▶ GOAL
Each line in the entries below that holds the string "title" is to be listed.

▶ MATERIAL FOR THIS TASK
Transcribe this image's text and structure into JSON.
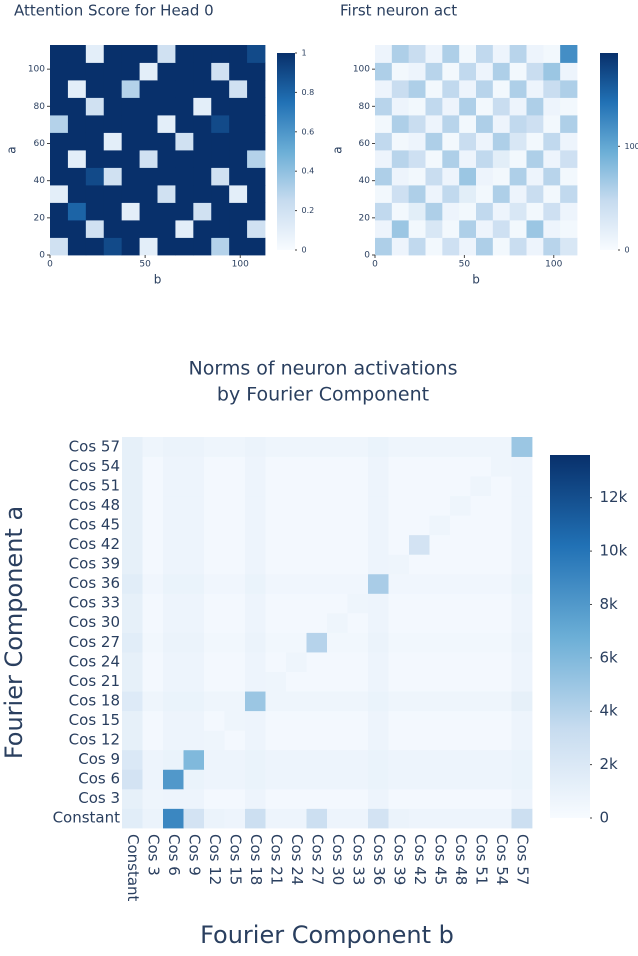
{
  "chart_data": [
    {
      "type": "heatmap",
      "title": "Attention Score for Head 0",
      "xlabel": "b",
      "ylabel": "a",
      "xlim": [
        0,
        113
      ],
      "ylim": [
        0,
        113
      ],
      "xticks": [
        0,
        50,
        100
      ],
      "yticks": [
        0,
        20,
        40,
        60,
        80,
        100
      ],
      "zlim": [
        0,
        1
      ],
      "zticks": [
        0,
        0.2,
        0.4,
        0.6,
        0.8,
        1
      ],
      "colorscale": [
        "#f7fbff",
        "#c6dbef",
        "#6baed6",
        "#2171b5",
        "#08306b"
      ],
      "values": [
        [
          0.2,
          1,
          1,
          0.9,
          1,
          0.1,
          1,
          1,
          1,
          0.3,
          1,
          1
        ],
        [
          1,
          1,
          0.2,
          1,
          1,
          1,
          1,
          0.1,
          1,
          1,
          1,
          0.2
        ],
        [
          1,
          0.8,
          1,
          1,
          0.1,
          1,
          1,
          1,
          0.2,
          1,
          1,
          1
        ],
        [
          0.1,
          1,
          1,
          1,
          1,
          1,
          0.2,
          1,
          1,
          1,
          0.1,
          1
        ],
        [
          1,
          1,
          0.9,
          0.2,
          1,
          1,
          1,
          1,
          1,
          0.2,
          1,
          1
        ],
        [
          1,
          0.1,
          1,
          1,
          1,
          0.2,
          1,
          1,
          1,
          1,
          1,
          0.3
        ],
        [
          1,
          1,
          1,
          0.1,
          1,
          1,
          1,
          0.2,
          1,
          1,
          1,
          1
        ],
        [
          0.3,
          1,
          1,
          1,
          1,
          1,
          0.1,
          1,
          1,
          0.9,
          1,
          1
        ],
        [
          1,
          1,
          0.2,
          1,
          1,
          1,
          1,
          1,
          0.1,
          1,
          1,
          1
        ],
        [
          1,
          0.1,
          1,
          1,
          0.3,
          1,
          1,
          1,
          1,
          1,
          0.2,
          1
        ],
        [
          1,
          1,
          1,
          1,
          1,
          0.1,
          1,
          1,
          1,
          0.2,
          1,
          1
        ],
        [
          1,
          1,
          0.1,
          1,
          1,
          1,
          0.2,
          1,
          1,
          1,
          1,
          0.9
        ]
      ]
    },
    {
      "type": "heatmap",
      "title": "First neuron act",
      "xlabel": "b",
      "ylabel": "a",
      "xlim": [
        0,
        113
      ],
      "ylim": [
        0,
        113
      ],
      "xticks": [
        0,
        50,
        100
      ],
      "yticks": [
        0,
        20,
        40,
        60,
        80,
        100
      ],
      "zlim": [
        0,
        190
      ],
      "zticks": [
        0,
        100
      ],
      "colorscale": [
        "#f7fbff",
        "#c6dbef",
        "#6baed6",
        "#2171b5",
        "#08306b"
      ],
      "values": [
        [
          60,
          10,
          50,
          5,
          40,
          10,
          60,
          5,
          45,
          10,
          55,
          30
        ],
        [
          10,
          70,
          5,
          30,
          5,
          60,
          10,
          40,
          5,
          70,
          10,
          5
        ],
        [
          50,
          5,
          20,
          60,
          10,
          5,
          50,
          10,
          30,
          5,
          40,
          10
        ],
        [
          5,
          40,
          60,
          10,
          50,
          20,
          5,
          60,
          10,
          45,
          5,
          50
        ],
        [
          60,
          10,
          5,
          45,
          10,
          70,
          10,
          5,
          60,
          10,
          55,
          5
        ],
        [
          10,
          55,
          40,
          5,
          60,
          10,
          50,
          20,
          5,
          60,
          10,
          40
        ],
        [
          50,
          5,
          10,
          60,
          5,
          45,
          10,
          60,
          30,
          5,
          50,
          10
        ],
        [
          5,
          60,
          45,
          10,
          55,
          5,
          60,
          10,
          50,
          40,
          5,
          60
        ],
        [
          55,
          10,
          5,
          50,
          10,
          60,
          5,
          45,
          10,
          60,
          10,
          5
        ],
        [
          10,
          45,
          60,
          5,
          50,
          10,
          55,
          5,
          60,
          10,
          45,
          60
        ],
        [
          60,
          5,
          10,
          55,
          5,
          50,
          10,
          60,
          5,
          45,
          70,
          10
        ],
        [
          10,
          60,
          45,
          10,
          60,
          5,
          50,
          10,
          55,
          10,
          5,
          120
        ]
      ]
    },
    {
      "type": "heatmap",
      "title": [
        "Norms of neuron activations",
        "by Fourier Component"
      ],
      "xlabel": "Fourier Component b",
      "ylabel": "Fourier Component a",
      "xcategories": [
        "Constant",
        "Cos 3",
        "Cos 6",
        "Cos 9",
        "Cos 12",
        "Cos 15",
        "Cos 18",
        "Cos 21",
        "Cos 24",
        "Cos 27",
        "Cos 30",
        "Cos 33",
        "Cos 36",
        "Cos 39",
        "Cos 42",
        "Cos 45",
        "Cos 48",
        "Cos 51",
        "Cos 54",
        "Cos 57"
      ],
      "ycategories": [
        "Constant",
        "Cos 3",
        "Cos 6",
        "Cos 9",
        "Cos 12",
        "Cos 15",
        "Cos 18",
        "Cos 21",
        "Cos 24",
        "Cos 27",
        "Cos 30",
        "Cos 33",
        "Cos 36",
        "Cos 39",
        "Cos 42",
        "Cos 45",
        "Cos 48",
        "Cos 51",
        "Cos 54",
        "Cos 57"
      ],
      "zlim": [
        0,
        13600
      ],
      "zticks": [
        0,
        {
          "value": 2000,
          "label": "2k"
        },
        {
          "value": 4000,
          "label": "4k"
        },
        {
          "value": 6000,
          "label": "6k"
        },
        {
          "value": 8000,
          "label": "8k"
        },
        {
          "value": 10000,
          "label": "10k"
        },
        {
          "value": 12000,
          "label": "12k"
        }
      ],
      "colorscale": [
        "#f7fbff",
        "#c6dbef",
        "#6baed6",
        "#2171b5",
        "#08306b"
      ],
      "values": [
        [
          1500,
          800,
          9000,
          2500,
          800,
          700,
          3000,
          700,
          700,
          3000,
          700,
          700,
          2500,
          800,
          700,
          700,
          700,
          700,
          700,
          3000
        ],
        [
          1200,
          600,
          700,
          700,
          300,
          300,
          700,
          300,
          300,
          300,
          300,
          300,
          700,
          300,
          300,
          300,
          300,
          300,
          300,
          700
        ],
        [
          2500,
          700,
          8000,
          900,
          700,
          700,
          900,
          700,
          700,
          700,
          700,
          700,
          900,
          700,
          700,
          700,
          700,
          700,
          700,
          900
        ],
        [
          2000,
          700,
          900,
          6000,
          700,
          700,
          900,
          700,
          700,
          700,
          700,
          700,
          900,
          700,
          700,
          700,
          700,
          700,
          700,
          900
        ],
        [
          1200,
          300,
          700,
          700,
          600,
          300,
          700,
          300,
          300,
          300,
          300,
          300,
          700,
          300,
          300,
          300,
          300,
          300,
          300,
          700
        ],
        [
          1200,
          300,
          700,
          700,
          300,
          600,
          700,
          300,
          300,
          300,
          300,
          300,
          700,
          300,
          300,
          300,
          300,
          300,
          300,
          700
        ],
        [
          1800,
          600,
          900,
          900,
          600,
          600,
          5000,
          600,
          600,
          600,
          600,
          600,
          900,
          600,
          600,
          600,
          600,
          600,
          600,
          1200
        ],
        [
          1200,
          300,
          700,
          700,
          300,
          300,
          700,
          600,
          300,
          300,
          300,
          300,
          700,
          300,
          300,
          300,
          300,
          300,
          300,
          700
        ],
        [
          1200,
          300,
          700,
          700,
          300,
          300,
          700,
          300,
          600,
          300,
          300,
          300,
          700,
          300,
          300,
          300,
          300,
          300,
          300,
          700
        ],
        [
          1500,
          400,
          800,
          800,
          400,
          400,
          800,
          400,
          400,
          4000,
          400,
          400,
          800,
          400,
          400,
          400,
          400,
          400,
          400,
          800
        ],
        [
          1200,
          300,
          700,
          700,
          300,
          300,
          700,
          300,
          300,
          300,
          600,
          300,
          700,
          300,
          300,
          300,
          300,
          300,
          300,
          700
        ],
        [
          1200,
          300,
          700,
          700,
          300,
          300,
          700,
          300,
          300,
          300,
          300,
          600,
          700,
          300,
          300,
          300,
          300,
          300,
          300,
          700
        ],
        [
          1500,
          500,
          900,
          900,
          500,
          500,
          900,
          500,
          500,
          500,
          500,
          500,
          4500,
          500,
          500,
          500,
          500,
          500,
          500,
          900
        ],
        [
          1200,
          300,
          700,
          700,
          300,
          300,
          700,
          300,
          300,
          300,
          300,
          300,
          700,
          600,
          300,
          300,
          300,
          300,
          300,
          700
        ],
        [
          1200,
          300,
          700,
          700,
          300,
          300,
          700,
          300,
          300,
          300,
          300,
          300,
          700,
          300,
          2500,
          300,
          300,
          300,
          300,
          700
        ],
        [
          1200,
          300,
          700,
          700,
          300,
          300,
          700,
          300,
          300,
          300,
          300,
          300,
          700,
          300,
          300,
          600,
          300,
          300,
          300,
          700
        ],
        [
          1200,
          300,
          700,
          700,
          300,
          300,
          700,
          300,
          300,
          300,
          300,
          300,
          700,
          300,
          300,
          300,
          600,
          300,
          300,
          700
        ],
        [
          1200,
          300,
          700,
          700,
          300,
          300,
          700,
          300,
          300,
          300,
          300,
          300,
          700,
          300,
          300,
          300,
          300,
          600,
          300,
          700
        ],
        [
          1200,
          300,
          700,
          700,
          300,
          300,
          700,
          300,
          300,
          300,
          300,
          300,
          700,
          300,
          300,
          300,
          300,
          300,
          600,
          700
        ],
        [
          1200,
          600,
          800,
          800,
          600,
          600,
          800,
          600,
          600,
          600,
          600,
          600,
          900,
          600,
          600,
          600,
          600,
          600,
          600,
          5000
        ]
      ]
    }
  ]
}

▶ SOLUTION TO THIS PROBLEM
      "title": "Attention Score for Head 0",
      "title": "First neuron act",
      "title": [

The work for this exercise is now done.